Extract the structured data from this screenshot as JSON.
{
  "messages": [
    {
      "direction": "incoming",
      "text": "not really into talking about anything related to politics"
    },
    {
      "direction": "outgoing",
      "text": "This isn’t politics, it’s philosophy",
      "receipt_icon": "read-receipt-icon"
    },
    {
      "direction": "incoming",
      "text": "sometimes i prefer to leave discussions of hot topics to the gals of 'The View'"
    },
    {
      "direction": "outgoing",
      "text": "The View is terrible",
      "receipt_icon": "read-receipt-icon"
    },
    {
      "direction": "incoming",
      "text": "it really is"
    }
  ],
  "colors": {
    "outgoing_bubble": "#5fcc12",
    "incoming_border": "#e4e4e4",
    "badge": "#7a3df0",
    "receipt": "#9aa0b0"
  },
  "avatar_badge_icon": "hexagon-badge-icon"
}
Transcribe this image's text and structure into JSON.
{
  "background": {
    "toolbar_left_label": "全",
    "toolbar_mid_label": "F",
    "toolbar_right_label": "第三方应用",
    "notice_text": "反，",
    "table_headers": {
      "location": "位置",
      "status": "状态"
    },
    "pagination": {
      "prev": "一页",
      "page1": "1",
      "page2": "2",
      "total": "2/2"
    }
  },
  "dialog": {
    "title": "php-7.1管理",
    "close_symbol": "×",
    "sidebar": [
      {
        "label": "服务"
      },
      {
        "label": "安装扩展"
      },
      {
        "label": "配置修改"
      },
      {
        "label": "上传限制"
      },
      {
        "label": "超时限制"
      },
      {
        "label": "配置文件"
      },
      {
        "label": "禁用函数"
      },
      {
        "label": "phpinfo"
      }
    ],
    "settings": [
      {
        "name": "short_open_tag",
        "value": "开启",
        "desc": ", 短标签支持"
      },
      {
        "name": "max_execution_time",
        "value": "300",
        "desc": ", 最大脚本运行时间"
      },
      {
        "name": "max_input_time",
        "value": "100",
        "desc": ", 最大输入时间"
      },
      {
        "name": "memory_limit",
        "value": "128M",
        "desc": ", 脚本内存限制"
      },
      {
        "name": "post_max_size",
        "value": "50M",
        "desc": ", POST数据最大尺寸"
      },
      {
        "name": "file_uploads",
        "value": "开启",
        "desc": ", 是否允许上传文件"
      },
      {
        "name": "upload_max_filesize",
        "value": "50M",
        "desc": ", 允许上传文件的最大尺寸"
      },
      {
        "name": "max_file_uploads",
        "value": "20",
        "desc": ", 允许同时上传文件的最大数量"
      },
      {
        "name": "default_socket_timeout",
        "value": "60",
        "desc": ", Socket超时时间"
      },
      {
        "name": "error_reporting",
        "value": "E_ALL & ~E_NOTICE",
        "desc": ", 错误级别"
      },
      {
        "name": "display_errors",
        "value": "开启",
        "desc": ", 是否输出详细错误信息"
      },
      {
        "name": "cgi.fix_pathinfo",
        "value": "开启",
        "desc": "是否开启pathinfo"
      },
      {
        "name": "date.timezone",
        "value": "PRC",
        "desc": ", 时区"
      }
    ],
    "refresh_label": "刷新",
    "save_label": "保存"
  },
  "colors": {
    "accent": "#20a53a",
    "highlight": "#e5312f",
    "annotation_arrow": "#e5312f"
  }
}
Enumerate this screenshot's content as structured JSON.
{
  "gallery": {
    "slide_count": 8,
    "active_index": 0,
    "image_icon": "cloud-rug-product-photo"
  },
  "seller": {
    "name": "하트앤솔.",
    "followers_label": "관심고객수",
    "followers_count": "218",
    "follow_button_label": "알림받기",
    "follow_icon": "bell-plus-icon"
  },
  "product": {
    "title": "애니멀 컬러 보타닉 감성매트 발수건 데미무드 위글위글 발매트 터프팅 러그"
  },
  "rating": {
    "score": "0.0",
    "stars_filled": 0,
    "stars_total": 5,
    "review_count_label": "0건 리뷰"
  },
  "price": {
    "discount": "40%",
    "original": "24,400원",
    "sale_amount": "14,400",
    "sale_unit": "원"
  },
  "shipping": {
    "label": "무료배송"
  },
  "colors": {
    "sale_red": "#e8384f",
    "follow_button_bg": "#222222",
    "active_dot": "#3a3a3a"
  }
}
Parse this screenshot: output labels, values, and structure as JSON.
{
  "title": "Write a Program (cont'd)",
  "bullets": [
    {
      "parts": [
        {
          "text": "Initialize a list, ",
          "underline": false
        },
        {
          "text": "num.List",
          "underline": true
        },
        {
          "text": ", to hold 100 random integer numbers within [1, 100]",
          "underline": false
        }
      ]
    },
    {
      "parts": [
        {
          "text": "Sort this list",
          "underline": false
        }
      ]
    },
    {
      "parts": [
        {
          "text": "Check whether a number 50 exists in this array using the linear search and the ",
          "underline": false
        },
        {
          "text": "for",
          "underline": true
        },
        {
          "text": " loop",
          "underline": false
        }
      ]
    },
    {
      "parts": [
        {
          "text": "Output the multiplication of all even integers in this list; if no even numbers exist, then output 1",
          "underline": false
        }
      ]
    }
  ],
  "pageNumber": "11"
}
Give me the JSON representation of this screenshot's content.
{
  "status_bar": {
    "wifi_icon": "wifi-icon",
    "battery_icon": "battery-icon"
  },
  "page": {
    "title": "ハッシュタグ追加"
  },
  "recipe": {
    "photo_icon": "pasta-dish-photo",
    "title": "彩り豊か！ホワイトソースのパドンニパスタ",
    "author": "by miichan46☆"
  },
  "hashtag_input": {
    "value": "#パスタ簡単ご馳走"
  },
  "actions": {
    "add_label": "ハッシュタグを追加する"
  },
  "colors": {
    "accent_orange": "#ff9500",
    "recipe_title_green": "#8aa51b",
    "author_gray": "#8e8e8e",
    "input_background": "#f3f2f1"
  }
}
****************************************
**Work required**
Make an exact copy of the listing, including every line.

**Answer in full**
Extract the structured data from this screenshot as JSON.
{
  "messages": [
    {
      "direction": "incoming",
      "text": "not really into talking about anything related to politics"
    },
    {
      "direction": "outgoing",
      "text": "This isn’t politics, it’s philosophy",
      "receipt_icon": "read-receipt-icon"
    },
    {
      "direction": "incoming",
      "text": "sometimes i prefer to leave discussions of hot topics to the gals of 'The View'"
    },
    {
      "direction": "outgoing",
      "text": "The View is terrible",
      "receipt_icon": "read-receipt-icon"
    },
    {
      "direction": "incoming",
      "text": "it really is"
    }
  ],
  "colors": {
    "outgoing_bubble": "#5fcc12",
    "incoming_border": "#e4e4e4",
    "badge": "#7a3df0",
    "receipt": "#9aa0b0"
  },
  "avatar_badge_icon": "hexagon-badge-icon"
}
Transcribe this image's text and structure into JSON.
{
  "background": {
    "toolbar_left_label": "全",
    "toolbar_mid_label": "F",
    "toolbar_right_label": "第三方应用",
    "notice_text": "反，",
    "table_headers": {
      "location": "位置",
      "status": "状态"
    },
    "pagination": {
      "prev": "一页",
      "page1": "1",
      "page2": "2",
      "total": "2/2"
    }
  },
  "dialog": {
    "title": "php-7.1管理",
    "close_symbol": "×",
    "sidebar": [
      {
        "label": "服务"
      },
      {
        "label": "安装扩展"
      },
      {
        "label": "配置修改"
      },
      {
        "label": "上传限制"
      },
      {
        "label": "超时限制"
      },
      {
        "label": "配置文件"
      },
      {
        "label": "禁用函数"
      },
      {
        "label": "phpinfo"
      }
    ],
    "settings": [
      {
        "name": "short_open_tag",
        "value": "开启",
        "desc": ", 短标签支持"
      },
      {
        "name": "max_execution_time",
        "value": "300",
        "desc": ", 最大脚本运行时间"
      },
      {
        "name": "max_input_time",
        "value": "100",
        "desc": ", 最大输入时间"
      },
      {
        "name": "memory_limit",
        "value": "128M",
        "desc": ", 脚本内存限制"
      },
      {
        "name": "post_max_size",
        "value": "50M",
        "desc": ", POST数据最大尺寸"
      },
      {
        "name": "file_uploads",
        "value": "开启",
        "desc": ", 是否允许上传文件"
      },
      {
        "name": "upload_max_filesize",
        "value": "50M",
        "desc": ", 允许上传文件的最大尺寸"
      },
      {
        "name": "max_file_uploads",
        "value": "20",
        "desc": ", 允许同时上传文件的最大数量"
      },
      {
        "name": "default_socket_timeout",
        "value": "60",
        "desc": ", Socket超时时间"
      },
      {
        "name": "error_reporting",
        "value": "E_ALL & ~E_NOTICE",
        "desc": ", 错误级别"
      },
      {
        "name": "display_errors",
        "value": "开启",
        "desc": ", 是否输出详细错误信息"
      },
      {
        "name": "cgi.fix_pathinfo",
        "value": "开启",
        "desc": "是否开启pathinfo"
      },
      {
        "name": "date.timezone",
        "value": "PRC",
        "desc": ", 时区"
      }
    ],
    "refresh_label": "刷新",
    "save_label": "保存"
  },
  "colors": {
    "accent": "#20a53a",
    "highlight": "#e5312f",
    "annotation_arrow": "#e5312f"
  }
}
Enumerate this screenshot's content as structured JSON.
{
  "gallery": {
    "slide_count": 8,
    "active_index": 0,
    "image_icon": "cloud-rug-product-photo"
  },
  "seller": {
    "name": "하트앤솔.",
    "followers_label": "관심고객수",
    "followers_count": "218",
    "follow_button_label": "알림받기",
    "follow_icon": "bell-plus-icon"
  },
  "product": {
    "title": "애니멀 컬러 보타닉 감성매트 발수건 데미무드 위글위글 발매트 터프팅 러그"
  },
  "rating": {
    "score": "0.0",
    "stars_filled": 0,
    "stars_total": 5,
    "review_count_label": "0건 리뷰"
  },
  "price": {
    "discount": "40%",
    "original": "24,400원",
    "sale_amount": "14,400",
    "sale_unit": "원"
  },
  "shipping": {
    "label": "무료배송"
  },
  "colors": {
    "sale_red": "#e8384f",
    "follow_button_bg": "#222222",
    "active_dot": "#3a3a3a"
  }
}
Parse this screenshot: output labels, values, and structure as JSON.
{
  "title": "Write a Program (cont'd)",
  "bullets": [
    {
      "parts": [
        {
          "text": "Initialize a list, ",
          "underline": false
        },
        {
          "text": "num.List",
          "underline": true
        },
        {
          "text": ", to hold 100 random integer numbers within [1, 100]",
          "underline": false
        }
      ]
    },
    {
      "parts": [
        {
          "text": "Sort this list",
          "underline": false
        }
      ]
    },
    {
      "parts": [
        {
          "text": "Check whether a number 50 exists in this array using the linear search and the ",
          "underline": false
        },
        {
          "text": "for",
          "underline": true
        },
        {
          "text": " loop",
          "underline": false
        }
      ]
    },
    {
      "parts": [
        {
          "text": "Output the multiplication of all even integers in this list; if no even numbers exist, then output 1",
          "underline": false
        }
      ]
    }
  ],
  "pageNumber": "11"
}
Give me the JSON representation of this screenshot's content.
{
  "status_bar": {
    "wifi_icon": "wifi-icon",
    "battery_icon": "battery-icon"
  },
  "page": {
    "title": "ハッシュタグ追加"
  },
  "recipe": {
    "photo_icon": "pasta-dish-photo",
    "title": "彩り豊か！ホワイトソースのパドンニパスタ",
    "author": "by miichan46☆"
  },
  "hashtag_input": {
    "value": "#パスタ簡単ご馳走"
  },
  "actions": {
    "add_label": "ハッシュタグを追加する"
  },
  "colors": {
    "accent_orange": "#ff9500",
    "recipe_title_green": "#8aa51b",
    "author_gray": "#8e8e8e",
    "input_background": "#f3f2f1"
  }
}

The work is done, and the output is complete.